--- start Working data ---
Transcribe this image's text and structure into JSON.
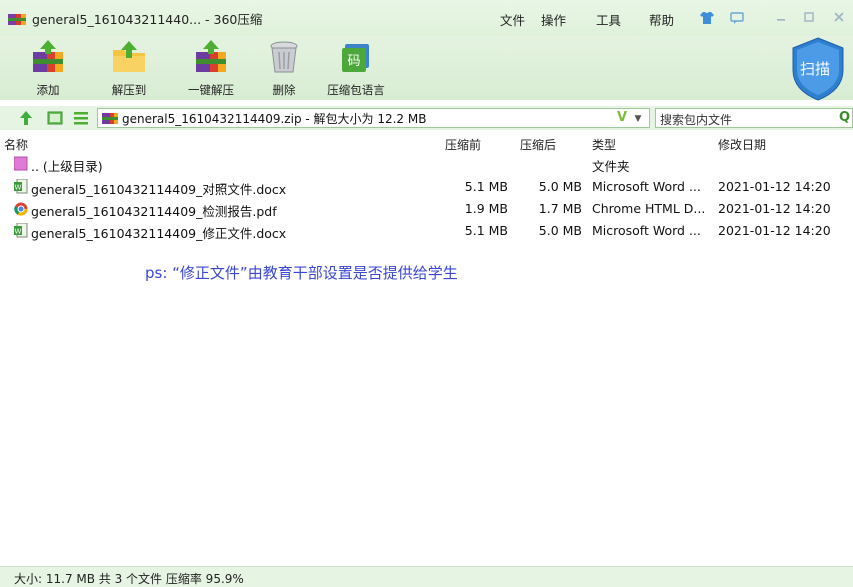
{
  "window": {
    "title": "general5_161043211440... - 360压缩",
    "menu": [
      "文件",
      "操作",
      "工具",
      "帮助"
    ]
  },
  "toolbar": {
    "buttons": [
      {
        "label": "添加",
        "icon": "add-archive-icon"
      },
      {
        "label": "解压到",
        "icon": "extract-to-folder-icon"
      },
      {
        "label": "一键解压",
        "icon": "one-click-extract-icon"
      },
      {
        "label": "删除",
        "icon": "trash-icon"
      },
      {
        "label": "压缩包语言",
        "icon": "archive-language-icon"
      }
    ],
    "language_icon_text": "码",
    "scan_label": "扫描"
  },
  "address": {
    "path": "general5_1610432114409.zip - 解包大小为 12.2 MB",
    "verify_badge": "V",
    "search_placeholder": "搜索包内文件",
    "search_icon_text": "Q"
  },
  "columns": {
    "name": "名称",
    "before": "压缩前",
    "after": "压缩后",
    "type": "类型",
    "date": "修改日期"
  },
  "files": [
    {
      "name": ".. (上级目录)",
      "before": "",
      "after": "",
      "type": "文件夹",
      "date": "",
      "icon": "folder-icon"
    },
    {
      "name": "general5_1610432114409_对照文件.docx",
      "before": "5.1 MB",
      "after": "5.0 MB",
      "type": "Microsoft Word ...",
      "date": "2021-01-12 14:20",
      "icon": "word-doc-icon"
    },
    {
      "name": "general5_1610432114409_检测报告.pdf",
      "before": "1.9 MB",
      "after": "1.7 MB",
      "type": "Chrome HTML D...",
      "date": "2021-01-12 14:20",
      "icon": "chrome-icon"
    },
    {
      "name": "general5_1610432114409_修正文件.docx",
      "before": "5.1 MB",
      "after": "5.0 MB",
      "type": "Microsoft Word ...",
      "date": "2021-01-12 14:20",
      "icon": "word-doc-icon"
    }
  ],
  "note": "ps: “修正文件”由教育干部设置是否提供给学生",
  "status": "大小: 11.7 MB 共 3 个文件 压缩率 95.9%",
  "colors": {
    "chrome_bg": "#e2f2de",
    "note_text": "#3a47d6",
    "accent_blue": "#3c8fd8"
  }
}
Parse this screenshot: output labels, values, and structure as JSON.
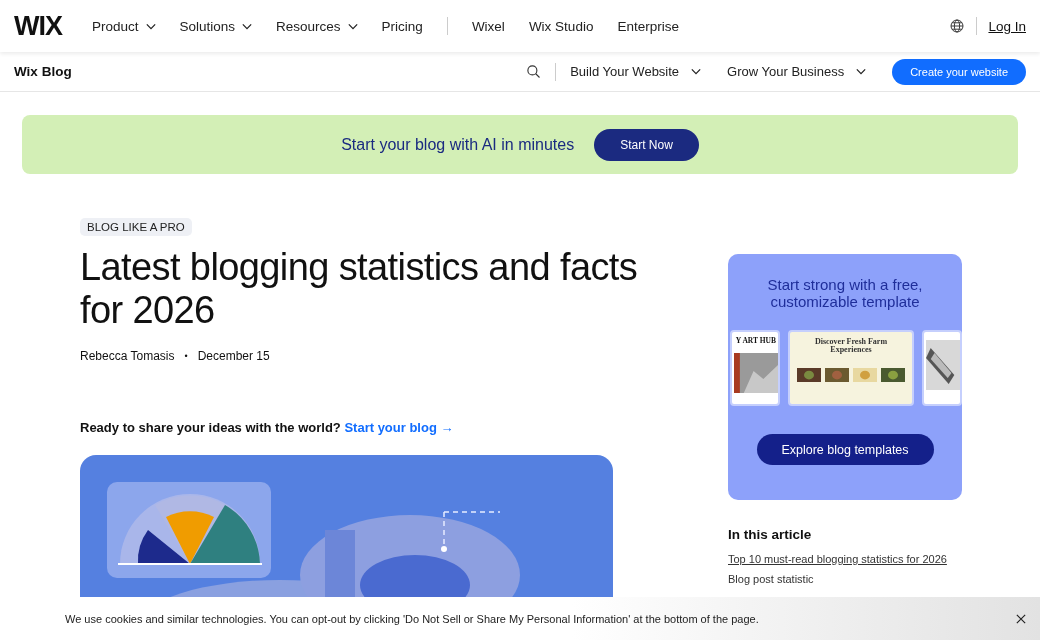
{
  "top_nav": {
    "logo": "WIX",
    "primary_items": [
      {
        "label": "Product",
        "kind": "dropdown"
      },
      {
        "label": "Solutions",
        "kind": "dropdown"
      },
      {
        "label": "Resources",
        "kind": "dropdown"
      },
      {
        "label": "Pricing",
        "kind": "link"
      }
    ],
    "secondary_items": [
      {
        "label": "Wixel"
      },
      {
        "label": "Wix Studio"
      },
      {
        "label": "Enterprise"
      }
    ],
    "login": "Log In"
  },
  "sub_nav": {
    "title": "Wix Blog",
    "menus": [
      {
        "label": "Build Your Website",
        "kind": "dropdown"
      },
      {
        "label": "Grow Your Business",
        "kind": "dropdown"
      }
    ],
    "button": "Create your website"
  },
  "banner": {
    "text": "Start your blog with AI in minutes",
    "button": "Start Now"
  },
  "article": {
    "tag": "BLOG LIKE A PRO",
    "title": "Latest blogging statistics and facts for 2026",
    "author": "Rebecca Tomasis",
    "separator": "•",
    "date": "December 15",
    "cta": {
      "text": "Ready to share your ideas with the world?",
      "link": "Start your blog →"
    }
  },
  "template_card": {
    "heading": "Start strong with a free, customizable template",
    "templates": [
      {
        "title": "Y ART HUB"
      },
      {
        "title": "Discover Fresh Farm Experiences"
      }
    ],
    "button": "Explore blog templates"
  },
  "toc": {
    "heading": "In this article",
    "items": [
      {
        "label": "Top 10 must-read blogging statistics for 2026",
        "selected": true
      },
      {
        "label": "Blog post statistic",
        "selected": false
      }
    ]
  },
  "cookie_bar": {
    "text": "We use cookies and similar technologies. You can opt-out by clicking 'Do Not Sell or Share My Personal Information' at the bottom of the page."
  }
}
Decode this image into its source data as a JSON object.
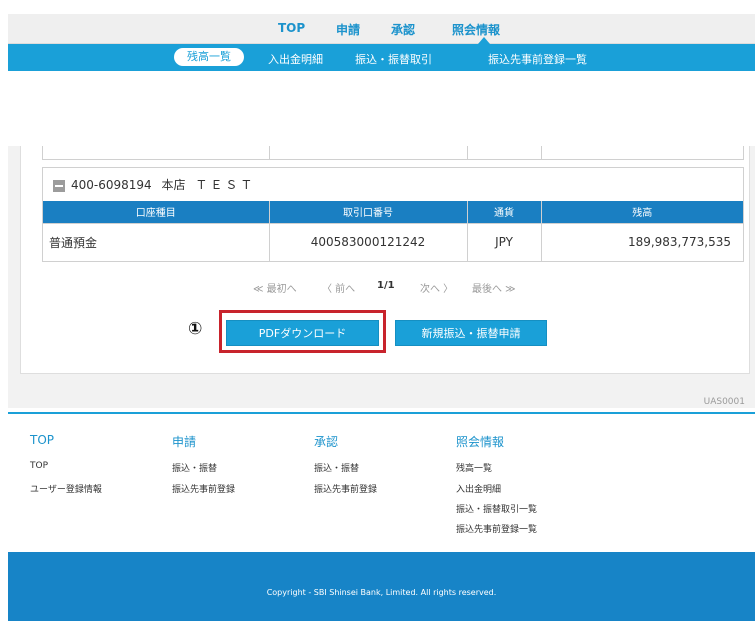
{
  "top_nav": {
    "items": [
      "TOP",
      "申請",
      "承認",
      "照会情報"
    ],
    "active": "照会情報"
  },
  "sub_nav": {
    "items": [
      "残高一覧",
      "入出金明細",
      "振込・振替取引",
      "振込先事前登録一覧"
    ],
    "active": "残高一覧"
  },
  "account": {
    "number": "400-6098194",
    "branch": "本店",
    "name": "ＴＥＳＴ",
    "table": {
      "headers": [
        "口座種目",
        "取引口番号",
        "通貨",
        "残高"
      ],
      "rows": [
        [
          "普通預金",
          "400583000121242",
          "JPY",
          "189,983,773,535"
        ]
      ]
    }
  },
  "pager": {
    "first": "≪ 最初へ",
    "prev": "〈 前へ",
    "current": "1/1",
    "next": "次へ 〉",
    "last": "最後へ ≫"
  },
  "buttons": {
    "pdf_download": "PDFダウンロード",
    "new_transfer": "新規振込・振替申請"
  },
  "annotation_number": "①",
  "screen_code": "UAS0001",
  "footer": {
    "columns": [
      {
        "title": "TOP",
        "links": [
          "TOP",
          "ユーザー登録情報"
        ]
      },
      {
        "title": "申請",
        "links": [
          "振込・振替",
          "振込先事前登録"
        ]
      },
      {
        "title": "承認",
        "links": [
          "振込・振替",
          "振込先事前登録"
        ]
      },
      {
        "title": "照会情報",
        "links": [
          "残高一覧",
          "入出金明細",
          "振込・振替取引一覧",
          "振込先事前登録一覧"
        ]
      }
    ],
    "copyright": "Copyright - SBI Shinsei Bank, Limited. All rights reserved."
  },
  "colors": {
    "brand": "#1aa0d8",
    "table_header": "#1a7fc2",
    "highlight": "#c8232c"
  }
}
--- end Working data ---
*Given task*
Exclude the pictures. Write out the remaining data exactly.

*Expected answer*
Transcribe this image's text and structure into JSON.
{
  "window": {
    "title": "general5_161043211440... - 360压缩",
    "menu": [
      "文件",
      "操作",
      "工具",
      "帮助"
    ]
  },
  "toolbar": {
    "buttons": [
      {
        "label": "添加",
        "icon": "add-archive-icon"
      },
      {
        "label": "解压到",
        "icon": "extract-to-folder-icon"
      },
      {
        "label": "一键解压",
        "icon": "one-click-extract-icon"
      },
      {
        "label": "删除",
        "icon": "trash-icon"
      },
      {
        "label": "压缩包语言",
        "icon": "archive-language-icon"
      }
    ],
    "language_icon_text": "码",
    "scan_label": "扫描"
  },
  "address": {
    "path": "general5_1610432114409.zip - 解包大小为 12.2 MB",
    "verify_badge": "V",
    "search_placeholder": "搜索包内文件",
    "search_icon_text": "Q"
  },
  "columns": {
    "name": "名称",
    "before": "压缩前",
    "after": "压缩后",
    "type": "类型",
    "date": "修改日期"
  },
  "files": [
    {
      "name": ".. (上级目录)",
      "before": "",
      "after": "",
      "type": "文件夹",
      "date": "",
      "icon": "folder-icon"
    },
    {
      "name": "general5_1610432114409_对照文件.docx",
      "before": "5.1 MB",
      "after": "5.0 MB",
      "type": "Microsoft Word ...",
      "date": "2021-01-12 14:20",
      "icon": "word-doc-icon"
    },
    {
      "name": "general5_1610432114409_检测报告.pdf",
      "before": "1.9 MB",
      "after": "1.7 MB",
      "type": "Chrome HTML D...",
      "date": "2021-01-12 14:20",
      "icon": "chrome-icon"
    },
    {
      "name": "general5_1610432114409_修正文件.docx",
      "before": "5.1 MB",
      "after": "5.0 MB",
      "type": "Microsoft Word ...",
      "date": "2021-01-12 14:20",
      "icon": "word-doc-icon"
    }
  ],
  "note": "ps: “修正文件”由教育干部设置是否提供给学生",
  "status": "大小: 11.7 MB 共 3 个文件 压缩率 95.9%",
  "colors": {
    "chrome_bg": "#e2f2de",
    "note_text": "#3a47d6",
    "accent_blue": "#3c8fd8"
  }
}
Parse this screenshot: output labels, values, and structure as JSON.
{
  "top_nav": {
    "logo": "WIX",
    "primary_items": [
      {
        "label": "Product",
        "kind": "dropdown"
      },
      {
        "label": "Solutions",
        "kind": "dropdown"
      },
      {
        "label": "Resources",
        "kind": "dropdown"
      },
      {
        "label": "Pricing",
        "kind": "link"
      }
    ],
    "secondary_items": [
      {
        "label": "Wixel"
      },
      {
        "label": "Wix Studio"
      },
      {
        "label": "Enterprise"
      }
    ],
    "login": "Log In"
  },
  "sub_nav": {
    "title": "Wix Blog",
    "menus": [
      {
        "label": "Build Your Website",
        "kind": "dropdown"
      },
      {
        "label": "Grow Your Business",
        "kind": "dropdown"
      }
    ],
    "button": "Create your website"
  },
  "banner": {
    "text": "Start your blog with AI in minutes",
    "button": "Start Now"
  },
  "article": {
    "tag": "BLOG LIKE A PRO",
    "title": "Latest blogging statistics and facts for 2026",
    "author": "Rebecca Tomasis",
    "separator": "•",
    "date": "December 15",
    "cta": {
      "text": "Ready to share your ideas with the world?",
      "link": "Start your blog →"
    }
  },
  "template_card": {
    "heading": "Start strong with a free, customizable template",
    "templates": [
      {
        "title": "Y ART HUB"
      },
      {
        "title": "Discover Fresh Farm Experiences"
      }
    ],
    "button": "Explore blog templates"
  },
  "toc": {
    "heading": "In this article",
    "items": [
      {
        "label": "Top 10 must-read blogging statistics for 2026",
        "selected": true
      },
      {
        "label": "Blog post statistic",
        "selected": false
      }
    ]
  },
  "cookie_bar": {
    "text": "We use cookies and similar technologies. You can opt-out by clicking 'Do Not Sell or Share My Personal Information' at the bottom of the page."
  }
}
Decode this image into its source data as a JSON object.
{
  "top_nav": {
    "items": [
      "TOP",
      "申請",
      "承認",
      "照会情報"
    ],
    "active": "照会情報"
  },
  "sub_nav": {
    "items": [
      "残高一覧",
      "入出金明細",
      "振込・振替取引",
      "振込先事前登録一覧"
    ],
    "active": "残高一覧"
  },
  "account": {
    "number": "400-6098194",
    "branch": "本店",
    "name": "ＴＥＳＴ",
    "table": {
      "headers": [
        "口座種目",
        "取引口番号",
        "通貨",
        "残高"
      ],
      "rows": [
        [
          "普通預金",
          "400583000121242",
          "JPY",
          "189,983,773,535"
        ]
      ]
    }
  },
  "pager": {
    "first": "≪ 最初へ",
    "prev": "〈 前へ",
    "current": "1/1",
    "next": "次へ 〉",
    "last": "最後へ ≫"
  },
  "buttons": {
    "pdf_download": "PDFダウンロード",
    "new_transfer": "新規振込・振替申請"
  },
  "annotation_number": "①",
  "screen_code": "UAS0001",
  "footer": {
    "columns": [
      {
        "title": "TOP",
        "links": [
          "TOP",
          "ユーザー登録情報"
        ]
      },
      {
        "title": "申請",
        "links": [
          "振込・振替",
          "振込先事前登録"
        ]
      },
      {
        "title": "承認",
        "links": [
          "振込・振替",
          "振込先事前登録"
        ]
      },
      {
        "title": "照会情報",
        "links": [
          "残高一覧",
          "入出金明細",
          "振込・振替取引一覧",
          "振込先事前登録一覧"
        ]
      }
    ],
    "copyright": "Copyright - SBI Shinsei Bank, Limited. All rights reserved."
  },
  "colors": {
    "brand": "#1aa0d8",
    "table_header": "#1a7fc2",
    "highlight": "#c8232c"
  }
}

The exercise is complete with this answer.